1,4-dihydroxy quininib activates ferroptosis pathways in metastatic uveal melanoma and reveals a novel prognostic biomarker signature

Abstract

Uveal melanoma (UM) is an ocular cancer, with propensity for lethal liver metastases. When metastatic UM (MUM) occurs, as few as 8% of patients survive beyond two years. Efficacious treatments for MUM are urgently needed. 1,4-dihydroxy quininib, a cysteinyl leukotriene receptor 1 (CysLT₁) antagonist, alters UM cancer hallmarks in vitro, ex vivo and in vivo. Here, we investigated the 1,4-dihydroxy quininib mechanism of action and its translational potential in MUM. Proteomic profiling of OMM2.5 cells identified proteins differentially expressed after 1,4-dihydroxy quininib treatment. Glutathione peroxidase 4 (GPX4), glutamate-cysteine ligase modifier subunit (GCLM), heme oxygenase 1 (HO-1) and 4 hydroxynonenal (4-HNE) expression were assessed by immunoblots. Biliverdin, glutathione and lipid hydroperoxide were measured biochemically. Association between the expression of a specific ferroptosis signature and UM patient survival was performed using public databases. Our data revealed that 1,4-dihydroxy quininib modulates the expression of ferroptosis markers in OMM2.5 cells. Biochemical assays validated that GPX4, biliverdin, GCLM, glutathione and lipid hydroperoxide were significantly altered. HO-1 and 4-HNE levels were significantly increased in MUM tumor explants from orthotopic patient-derived xenografts (OPDX). Expression of genes inhibiting ferroptosis is significantly increased in UM patients with chromosome 3 monosomy. We identified IFerr, a novel ferroptosis signature correlating with UM patient survival. Altogether, we demontrated that in MUM cells and tissues, 1,4-dihydroxy quininib modulates key markers that induce ferroptosis, a relatively new type of cell death driven by iron-dependent peroxidation of phospholipids. Furthermore, we showed that high expression of specific genes inhibiting ferroptosis is associated with a worse UM prognosis, thus, the IFerr signature is a potential prognosticator for which patients develop MUM. All in all, ferroptosis has potential as a clinical biomarker and therapeutic target for MUM.

------------------------------------------------------------

> WHAT THE TASK ASKS: List every marker whose expression the abstract says was assessed by immunoblots. The material on this page comes from a source unrelated to the abstract.

> EXTRACTED RECORDS:
------------------------------------------------------------

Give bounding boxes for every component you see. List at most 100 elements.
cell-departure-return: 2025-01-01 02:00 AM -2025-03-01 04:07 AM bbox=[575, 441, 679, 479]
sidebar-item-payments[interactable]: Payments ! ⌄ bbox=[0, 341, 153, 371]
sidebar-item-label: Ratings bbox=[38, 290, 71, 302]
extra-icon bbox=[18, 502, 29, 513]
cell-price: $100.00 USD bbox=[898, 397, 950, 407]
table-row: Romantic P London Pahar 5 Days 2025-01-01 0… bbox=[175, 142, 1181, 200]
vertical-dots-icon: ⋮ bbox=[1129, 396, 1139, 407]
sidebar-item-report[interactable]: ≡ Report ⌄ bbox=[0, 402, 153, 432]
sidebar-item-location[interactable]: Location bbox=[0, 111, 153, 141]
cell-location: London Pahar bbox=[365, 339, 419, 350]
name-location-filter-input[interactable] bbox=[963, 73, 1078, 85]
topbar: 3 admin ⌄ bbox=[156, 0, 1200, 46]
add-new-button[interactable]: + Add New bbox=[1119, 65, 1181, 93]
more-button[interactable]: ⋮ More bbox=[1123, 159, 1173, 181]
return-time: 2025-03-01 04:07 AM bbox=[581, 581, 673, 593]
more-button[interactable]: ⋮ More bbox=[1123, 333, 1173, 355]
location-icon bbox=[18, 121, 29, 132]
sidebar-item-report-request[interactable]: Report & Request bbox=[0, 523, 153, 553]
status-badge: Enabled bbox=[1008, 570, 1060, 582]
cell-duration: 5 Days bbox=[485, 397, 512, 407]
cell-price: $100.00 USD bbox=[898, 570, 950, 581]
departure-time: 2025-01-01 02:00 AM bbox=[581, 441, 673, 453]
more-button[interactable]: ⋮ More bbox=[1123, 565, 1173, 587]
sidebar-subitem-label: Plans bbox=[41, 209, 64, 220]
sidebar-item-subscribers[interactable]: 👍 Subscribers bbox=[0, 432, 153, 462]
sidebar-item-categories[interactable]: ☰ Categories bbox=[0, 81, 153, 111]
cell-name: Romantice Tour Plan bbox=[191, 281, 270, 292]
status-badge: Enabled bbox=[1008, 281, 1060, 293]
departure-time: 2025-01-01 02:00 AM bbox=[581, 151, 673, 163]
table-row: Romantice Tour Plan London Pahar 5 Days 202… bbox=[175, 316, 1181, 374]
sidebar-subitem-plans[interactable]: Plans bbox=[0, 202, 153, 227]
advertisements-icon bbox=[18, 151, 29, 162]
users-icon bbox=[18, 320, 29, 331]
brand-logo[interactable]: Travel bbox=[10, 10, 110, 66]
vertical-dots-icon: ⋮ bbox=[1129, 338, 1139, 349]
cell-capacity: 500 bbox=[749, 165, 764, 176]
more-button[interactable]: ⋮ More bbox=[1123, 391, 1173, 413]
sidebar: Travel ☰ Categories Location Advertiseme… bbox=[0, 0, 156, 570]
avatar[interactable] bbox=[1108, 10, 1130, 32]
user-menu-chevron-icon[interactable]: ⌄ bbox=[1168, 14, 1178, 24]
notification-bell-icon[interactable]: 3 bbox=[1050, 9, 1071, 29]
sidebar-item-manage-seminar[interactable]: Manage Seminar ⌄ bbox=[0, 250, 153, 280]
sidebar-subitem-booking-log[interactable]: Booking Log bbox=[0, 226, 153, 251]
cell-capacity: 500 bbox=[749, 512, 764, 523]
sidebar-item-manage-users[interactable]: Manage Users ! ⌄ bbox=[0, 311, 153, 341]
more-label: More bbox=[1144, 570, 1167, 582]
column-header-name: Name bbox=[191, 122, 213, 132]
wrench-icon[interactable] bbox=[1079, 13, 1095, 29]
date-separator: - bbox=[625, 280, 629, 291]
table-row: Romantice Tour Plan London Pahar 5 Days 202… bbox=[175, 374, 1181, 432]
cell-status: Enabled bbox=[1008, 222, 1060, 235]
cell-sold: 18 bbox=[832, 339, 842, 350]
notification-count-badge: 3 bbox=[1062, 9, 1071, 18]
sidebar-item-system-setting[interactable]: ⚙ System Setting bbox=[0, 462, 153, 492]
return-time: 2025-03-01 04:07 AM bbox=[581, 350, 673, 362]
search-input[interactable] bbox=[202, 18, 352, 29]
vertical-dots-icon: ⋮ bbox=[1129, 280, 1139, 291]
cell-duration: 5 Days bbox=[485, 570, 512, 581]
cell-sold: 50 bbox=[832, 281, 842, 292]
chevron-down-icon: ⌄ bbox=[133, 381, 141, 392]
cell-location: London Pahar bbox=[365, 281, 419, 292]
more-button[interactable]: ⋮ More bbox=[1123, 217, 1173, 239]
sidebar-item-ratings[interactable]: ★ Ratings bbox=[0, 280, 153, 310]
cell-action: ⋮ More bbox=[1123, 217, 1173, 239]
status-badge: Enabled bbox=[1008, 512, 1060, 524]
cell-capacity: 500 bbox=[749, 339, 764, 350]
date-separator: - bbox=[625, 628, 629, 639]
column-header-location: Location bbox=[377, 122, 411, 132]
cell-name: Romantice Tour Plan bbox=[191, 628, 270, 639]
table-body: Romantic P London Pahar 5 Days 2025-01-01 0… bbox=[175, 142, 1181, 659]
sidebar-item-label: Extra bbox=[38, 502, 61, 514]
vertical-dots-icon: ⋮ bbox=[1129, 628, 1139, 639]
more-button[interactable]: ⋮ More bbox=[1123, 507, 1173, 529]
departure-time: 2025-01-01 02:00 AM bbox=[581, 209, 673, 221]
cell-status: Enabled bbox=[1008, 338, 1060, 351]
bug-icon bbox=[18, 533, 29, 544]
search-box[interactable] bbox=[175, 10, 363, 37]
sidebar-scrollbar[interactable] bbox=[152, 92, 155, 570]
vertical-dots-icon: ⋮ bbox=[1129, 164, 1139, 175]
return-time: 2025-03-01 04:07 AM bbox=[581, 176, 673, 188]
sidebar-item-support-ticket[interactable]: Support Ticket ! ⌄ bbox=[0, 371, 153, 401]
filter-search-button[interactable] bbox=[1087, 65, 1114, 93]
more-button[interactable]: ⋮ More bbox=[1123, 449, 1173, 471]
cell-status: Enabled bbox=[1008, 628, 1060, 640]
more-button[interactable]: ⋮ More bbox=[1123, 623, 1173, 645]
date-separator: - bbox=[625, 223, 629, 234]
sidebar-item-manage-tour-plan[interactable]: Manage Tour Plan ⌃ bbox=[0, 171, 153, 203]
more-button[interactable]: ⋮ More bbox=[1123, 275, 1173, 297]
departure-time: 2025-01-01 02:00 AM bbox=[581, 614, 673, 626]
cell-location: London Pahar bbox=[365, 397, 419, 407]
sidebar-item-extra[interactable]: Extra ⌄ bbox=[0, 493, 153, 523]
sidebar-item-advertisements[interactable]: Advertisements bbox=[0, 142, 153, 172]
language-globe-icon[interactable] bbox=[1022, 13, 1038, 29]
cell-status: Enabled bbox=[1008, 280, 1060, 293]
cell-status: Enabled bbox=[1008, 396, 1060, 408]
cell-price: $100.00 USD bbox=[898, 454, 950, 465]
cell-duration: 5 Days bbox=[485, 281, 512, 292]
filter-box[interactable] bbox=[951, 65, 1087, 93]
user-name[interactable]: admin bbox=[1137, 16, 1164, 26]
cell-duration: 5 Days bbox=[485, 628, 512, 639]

------------------------------------------------------------

> EXERCISE RESULT:
- Glutathione peroxidase 4 (GPX4)
- Glutamate-cysteine ligase modifier subunit (GCLM)
- Heme oxygenase 1 (HO-1)
- 4 hydroxynonenal (4-HNE)